### Task instructions
Leave out any pictures and transcribe all other data below exactly.

### Entries provided

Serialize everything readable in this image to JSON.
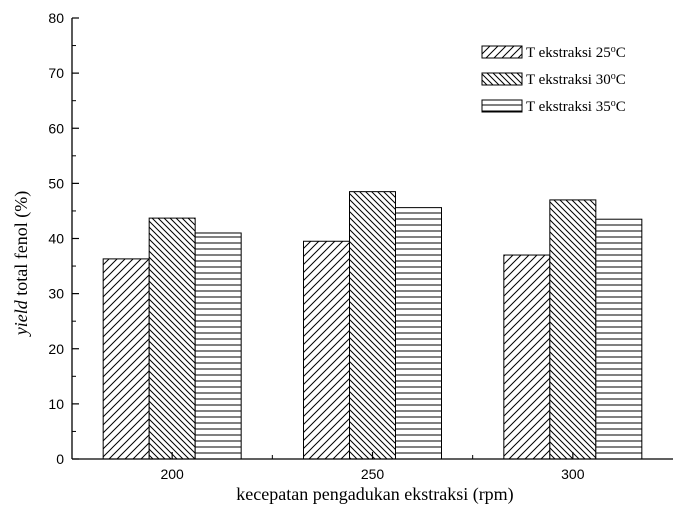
{
  "chart_data": {
    "type": "bar",
    "categories": [
      "200",
      "250",
      "300"
    ],
    "series": [
      {
        "name": "T ekstraksi 25°C",
        "name_base": "T ekstraksi 25",
        "name_sup": "o",
        "name_unit": "C",
        "pattern": "diagonal-up",
        "values": [
          36.3,
          39.5,
          37.0
        ]
      },
      {
        "name": "T ekstraksi 30°C",
        "name_base": "T ekstraksi 30",
        "name_sup": "o",
        "name_unit": "C",
        "pattern": "diagonal-down",
        "values": [
          43.7,
          48.5,
          47.0
        ]
      },
      {
        "name": "T ekstraksi 35°C",
        "name_base": "T ekstraksi 35",
        "name_sup": "o",
        "name_unit": "C",
        "pattern": "horizontal",
        "values": [
          41.0,
          45.6,
          43.5
        ]
      }
    ],
    "xlabel": "kecepatan pengadukan ekstraksi (rpm)",
    "ylabel": "yield total fenol (%)",
    "ylabel_italic": "yield",
    "ylabel_rest": " total fenol (%)",
    "ylim": [
      0,
      80
    ],
    "yticks": [
      0,
      10,
      20,
      30,
      40,
      50,
      60,
      70,
      80
    ],
    "grid": false,
    "legend_position": "top-right",
    "colors": {
      "stroke": "#000000",
      "background": "#ffffff"
    }
  }
}
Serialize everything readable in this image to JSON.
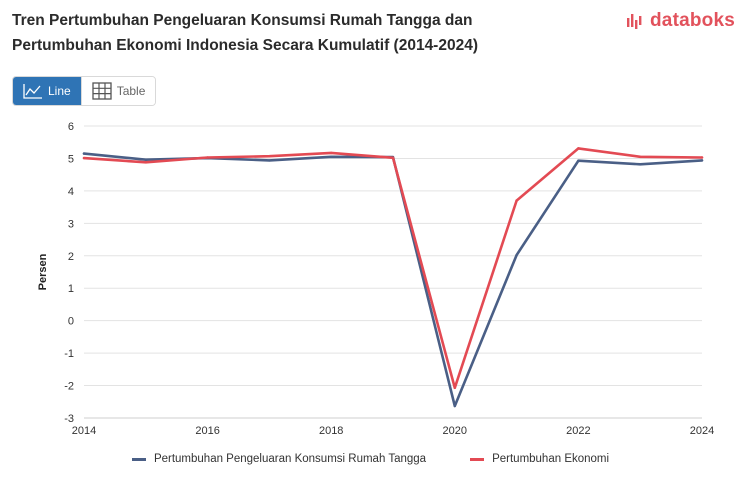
{
  "title": {
    "line1": "Tren Pertumbuhan Pengeluaran Konsumsi Rumah Tangga dan",
    "line2": "Pertumbuhan Ekonomi Indonesia Secara Kumulatif (2014-2024)"
  },
  "brand": {
    "name": "databoks",
    "icon": "bar-mark-icon",
    "color": "#e2525c"
  },
  "tabs": [
    {
      "label": "Line",
      "icon": "line-chart-icon",
      "active": true
    },
    {
      "label": "Table",
      "icon": "table-grid-icon",
      "active": false
    }
  ],
  "chart_data": {
    "type": "line",
    "ylabel": "Persen",
    "xlabel": "",
    "ylim": [
      -3,
      6
    ],
    "yticks": [
      6,
      5,
      4,
      3,
      2,
      1,
      0,
      -1,
      -2,
      -3
    ],
    "xlim": [
      2014,
      2024
    ],
    "xticks": [
      2014,
      2016,
      2018,
      2020,
      2022,
      2024
    ],
    "grid": true,
    "legend_position": "bottom",
    "x": [
      2014,
      2015,
      2016,
      2017,
      2018,
      2019,
      2020,
      2021,
      2022,
      2023,
      2024
    ],
    "series": [
      {
        "name": "Pertumbuhan Pengeluaran Konsumsi Rumah Tangga",
        "color": "#4a5f86",
        "values": [
          5.15,
          4.96,
          5.01,
          4.94,
          5.05,
          5.04,
          -2.63,
          2.02,
          4.93,
          4.82,
          4.94
        ]
      },
      {
        "name": "Pertumbuhan Ekonomi",
        "color": "#e34a53",
        "values": [
          5.01,
          4.88,
          5.03,
          5.07,
          5.17,
          5.02,
          -2.07,
          3.7,
          5.31,
          5.05,
          5.03
        ]
      }
    ]
  }
}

### Output for this task
Serialize everything readable in this image to JSON.
{
  "chart_data": {
    "type": "bar",
    "categories": [
      "200",
      "250",
      "300"
    ],
    "series": [
      {
        "name": "T ekstraksi 25°C",
        "name_base": "T ekstraksi 25",
        "name_sup": "o",
        "name_unit": "C",
        "pattern": "diagonal-up",
        "values": [
          36.3,
          39.5,
          37.0
        ]
      },
      {
        "name": "T ekstraksi 30°C",
        "name_base": "T ekstraksi 30",
        "name_sup": "o",
        "name_unit": "C",
        "pattern": "diagonal-down",
        "values": [
          43.7,
          48.5,
          47.0
        ]
      },
      {
        "name": "T ekstraksi 35°C",
        "name_base": "T ekstraksi 35",
        "name_sup": "o",
        "name_unit": "C",
        "pattern": "horizontal",
        "values": [
          41.0,
          45.6,
          43.5
        ]
      }
    ],
    "xlabel": "kecepatan pengadukan ekstraksi (rpm)",
    "ylabel": "yield total fenol (%)",
    "ylabel_italic": "yield",
    "ylabel_rest": " total fenol (%)",
    "ylim": [
      0,
      80
    ],
    "yticks": [
      0,
      10,
      20,
      30,
      40,
      50,
      60,
      70,
      80
    ],
    "grid": false,
    "legend_position": "top-right",
    "colors": {
      "stroke": "#000000",
      "background": "#ffffff"
    }
  }
}
Serialize everything readable in this image to JSON.
{
  "title": {
    "line1": "Tren Pertumbuhan Pengeluaran Konsumsi Rumah Tangga dan",
    "line2": "Pertumbuhan Ekonomi Indonesia Secara Kumulatif (2014-2024)"
  },
  "brand": {
    "name": "databoks",
    "icon": "bar-mark-icon",
    "color": "#e2525c"
  },
  "tabs": [
    {
      "label": "Line",
      "icon": "line-chart-icon",
      "active": true
    },
    {
      "label": "Table",
      "icon": "table-grid-icon",
      "active": false
    }
  ],
  "chart_data": {
    "type": "line",
    "ylabel": "Persen",
    "xlabel": "",
    "ylim": [
      -3,
      6
    ],
    "yticks": [
      6,
      5,
      4,
      3,
      2,
      1,
      0,
      -1,
      -2,
      -3
    ],
    "xlim": [
      2014,
      2024
    ],
    "xticks": [
      2014,
      2016,
      2018,
      2020,
      2022,
      2024
    ],
    "grid": true,
    "legend_position": "bottom",
    "x": [
      2014,
      2015,
      2016,
      2017,
      2018,
      2019,
      2020,
      2021,
      2022,
      2023,
      2024
    ],
    "series": [
      {
        "name": "Pertumbuhan Pengeluaran Konsumsi Rumah Tangga",
        "color": "#4a5f86",
        "values": [
          5.15,
          4.96,
          5.01,
          4.94,
          5.05,
          5.04,
          -2.63,
          2.02,
          4.93,
          4.82,
          4.94
        ]
      },
      {
        "name": "Pertumbuhan Ekonomi",
        "color": "#e34a53",
        "values": [
          5.01,
          4.88,
          5.03,
          5.07,
          5.17,
          5.02,
          -2.07,
          3.7,
          5.31,
          5.05,
          5.03
        ]
      }
    ]
  }
}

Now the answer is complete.